● WHAT YOU ARE ASKED TO DO
Give only the number of lines that include the string "false".

● EXERCISE INPUTS
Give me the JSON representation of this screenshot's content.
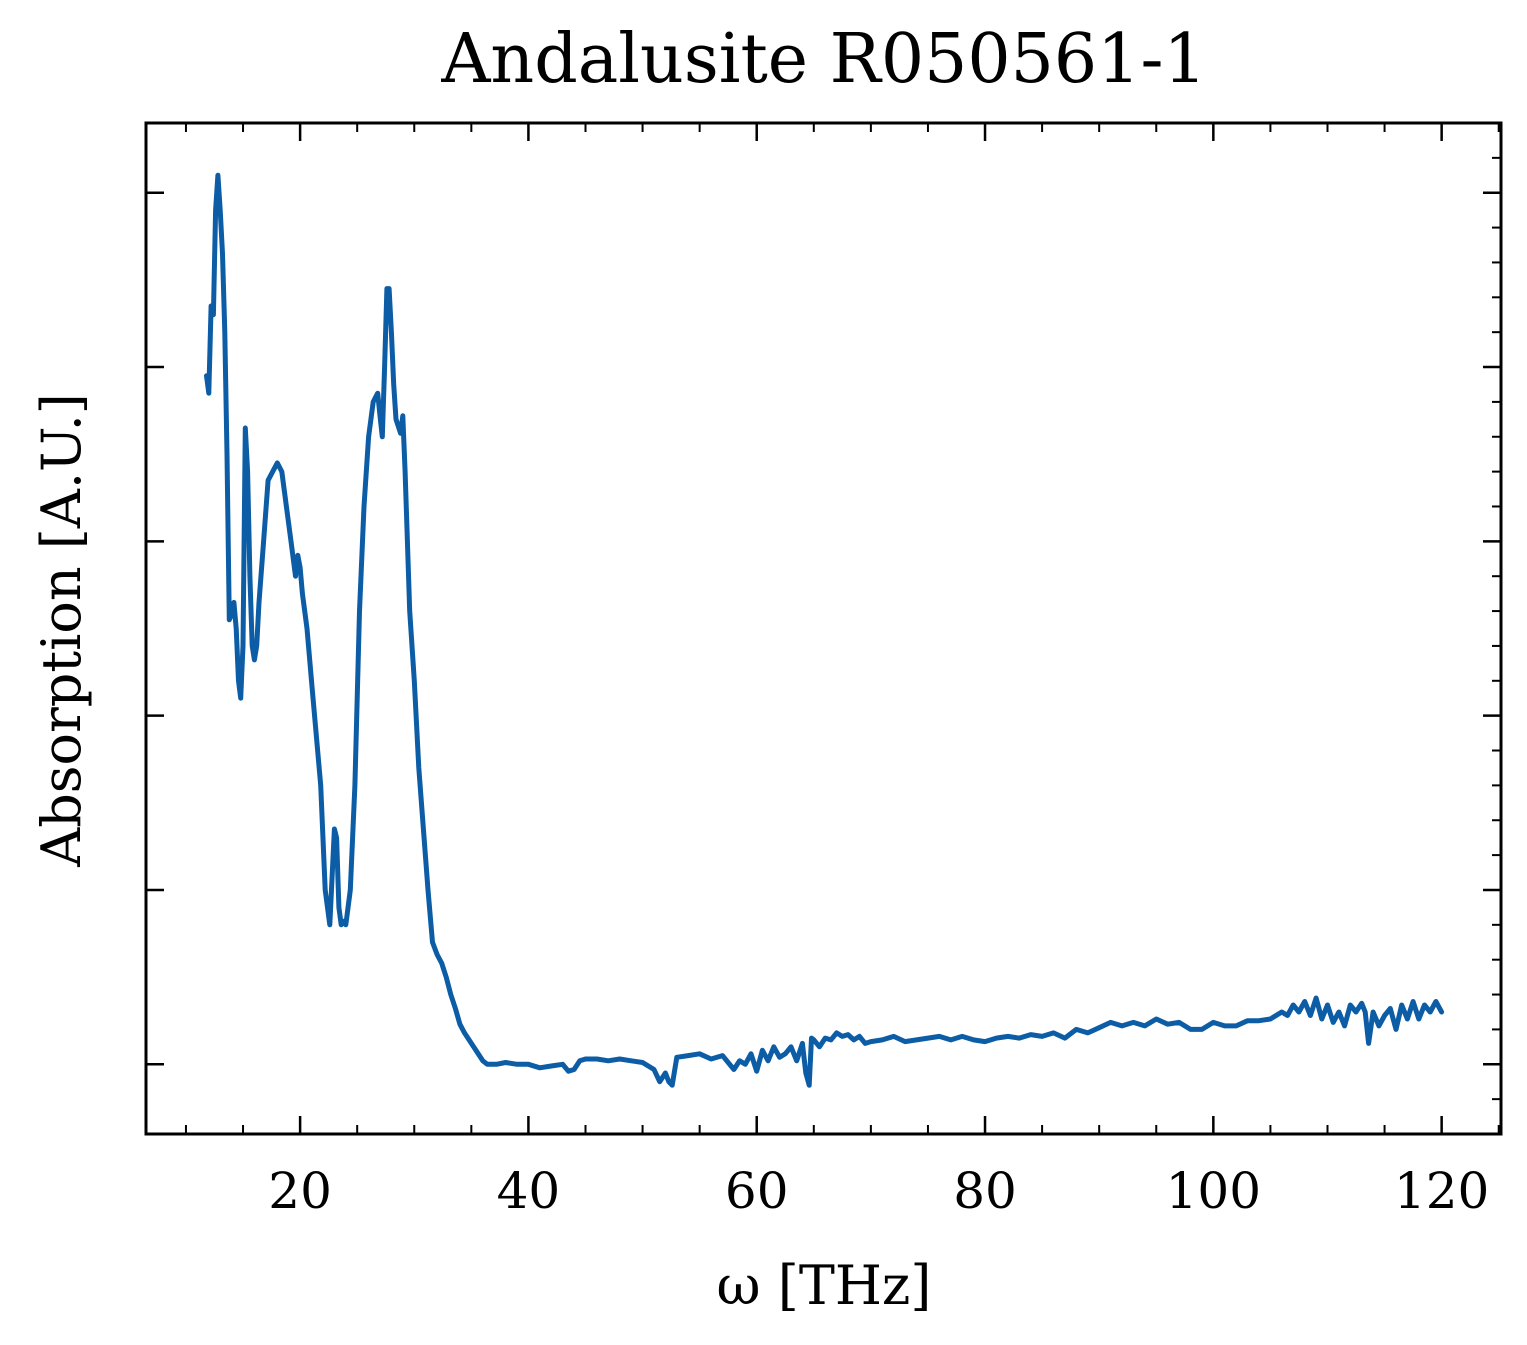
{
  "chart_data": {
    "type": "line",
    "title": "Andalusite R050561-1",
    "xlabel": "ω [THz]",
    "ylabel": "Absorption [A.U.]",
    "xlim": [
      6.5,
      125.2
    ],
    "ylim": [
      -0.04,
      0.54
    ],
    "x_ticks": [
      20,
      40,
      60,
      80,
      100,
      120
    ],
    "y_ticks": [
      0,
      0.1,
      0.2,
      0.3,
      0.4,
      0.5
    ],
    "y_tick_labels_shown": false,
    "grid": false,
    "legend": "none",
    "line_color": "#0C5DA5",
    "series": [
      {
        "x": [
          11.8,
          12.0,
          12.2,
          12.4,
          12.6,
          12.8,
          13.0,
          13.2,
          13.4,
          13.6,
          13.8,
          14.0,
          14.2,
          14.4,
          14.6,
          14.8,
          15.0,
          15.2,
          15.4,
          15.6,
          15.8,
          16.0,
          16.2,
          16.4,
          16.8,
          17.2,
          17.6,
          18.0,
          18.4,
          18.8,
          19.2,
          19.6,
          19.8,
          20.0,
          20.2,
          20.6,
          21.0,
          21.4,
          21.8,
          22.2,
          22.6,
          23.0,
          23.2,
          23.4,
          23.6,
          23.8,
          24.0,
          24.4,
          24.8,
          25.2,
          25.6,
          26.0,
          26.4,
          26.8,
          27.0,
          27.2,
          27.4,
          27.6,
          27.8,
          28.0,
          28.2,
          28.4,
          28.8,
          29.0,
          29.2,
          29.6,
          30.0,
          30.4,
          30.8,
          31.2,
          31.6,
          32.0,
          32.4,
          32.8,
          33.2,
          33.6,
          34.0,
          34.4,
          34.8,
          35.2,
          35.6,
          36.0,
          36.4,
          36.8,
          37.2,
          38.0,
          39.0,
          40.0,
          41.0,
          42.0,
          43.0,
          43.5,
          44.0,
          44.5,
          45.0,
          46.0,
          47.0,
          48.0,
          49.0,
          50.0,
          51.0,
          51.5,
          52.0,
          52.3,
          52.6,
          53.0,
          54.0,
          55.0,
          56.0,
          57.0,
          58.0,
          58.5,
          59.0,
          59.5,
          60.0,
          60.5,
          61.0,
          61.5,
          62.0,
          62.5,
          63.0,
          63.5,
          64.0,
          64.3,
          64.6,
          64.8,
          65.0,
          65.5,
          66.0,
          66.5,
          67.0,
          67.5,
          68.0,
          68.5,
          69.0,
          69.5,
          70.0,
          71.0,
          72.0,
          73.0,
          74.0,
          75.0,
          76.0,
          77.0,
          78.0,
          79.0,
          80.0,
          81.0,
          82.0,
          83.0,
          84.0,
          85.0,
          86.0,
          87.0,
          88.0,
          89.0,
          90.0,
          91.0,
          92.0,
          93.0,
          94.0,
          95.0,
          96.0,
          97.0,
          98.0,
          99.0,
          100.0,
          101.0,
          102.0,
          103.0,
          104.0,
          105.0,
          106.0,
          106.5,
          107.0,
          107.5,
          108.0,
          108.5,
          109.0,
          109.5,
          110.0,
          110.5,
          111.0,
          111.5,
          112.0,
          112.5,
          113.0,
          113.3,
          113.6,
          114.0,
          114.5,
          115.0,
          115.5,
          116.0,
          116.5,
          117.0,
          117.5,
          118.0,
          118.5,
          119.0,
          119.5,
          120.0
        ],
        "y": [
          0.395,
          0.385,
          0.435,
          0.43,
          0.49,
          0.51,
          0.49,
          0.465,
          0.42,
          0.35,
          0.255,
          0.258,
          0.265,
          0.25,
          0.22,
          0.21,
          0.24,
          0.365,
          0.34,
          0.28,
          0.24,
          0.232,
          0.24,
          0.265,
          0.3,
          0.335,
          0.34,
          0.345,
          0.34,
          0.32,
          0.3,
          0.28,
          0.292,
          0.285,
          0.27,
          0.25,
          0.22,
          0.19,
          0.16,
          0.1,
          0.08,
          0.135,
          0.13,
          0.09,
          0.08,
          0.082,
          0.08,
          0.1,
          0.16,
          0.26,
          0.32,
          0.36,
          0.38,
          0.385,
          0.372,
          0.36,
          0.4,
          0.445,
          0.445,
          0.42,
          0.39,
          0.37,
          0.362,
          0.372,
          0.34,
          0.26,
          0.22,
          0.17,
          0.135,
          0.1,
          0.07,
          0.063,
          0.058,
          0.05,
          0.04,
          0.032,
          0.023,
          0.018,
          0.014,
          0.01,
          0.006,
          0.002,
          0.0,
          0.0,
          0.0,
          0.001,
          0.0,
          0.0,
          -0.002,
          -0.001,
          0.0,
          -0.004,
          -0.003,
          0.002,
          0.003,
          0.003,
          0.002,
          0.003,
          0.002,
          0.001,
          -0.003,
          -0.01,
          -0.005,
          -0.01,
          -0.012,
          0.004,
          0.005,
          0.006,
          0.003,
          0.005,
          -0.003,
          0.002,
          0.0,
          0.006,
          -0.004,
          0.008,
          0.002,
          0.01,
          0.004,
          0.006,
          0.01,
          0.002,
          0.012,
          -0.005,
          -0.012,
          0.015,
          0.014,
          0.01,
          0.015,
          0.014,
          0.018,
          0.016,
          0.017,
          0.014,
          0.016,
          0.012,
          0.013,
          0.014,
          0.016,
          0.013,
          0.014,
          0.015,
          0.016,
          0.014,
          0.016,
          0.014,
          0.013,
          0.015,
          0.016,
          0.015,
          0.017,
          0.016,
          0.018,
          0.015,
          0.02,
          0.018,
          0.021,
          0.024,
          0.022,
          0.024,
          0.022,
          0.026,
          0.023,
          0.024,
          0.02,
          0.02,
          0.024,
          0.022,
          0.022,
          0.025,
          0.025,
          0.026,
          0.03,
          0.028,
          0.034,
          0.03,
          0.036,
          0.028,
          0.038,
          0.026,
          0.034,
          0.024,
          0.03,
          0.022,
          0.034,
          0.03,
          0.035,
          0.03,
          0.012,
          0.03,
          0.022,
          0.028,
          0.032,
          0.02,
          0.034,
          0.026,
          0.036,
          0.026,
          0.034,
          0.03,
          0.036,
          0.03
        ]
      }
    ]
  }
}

● THE RESULT
2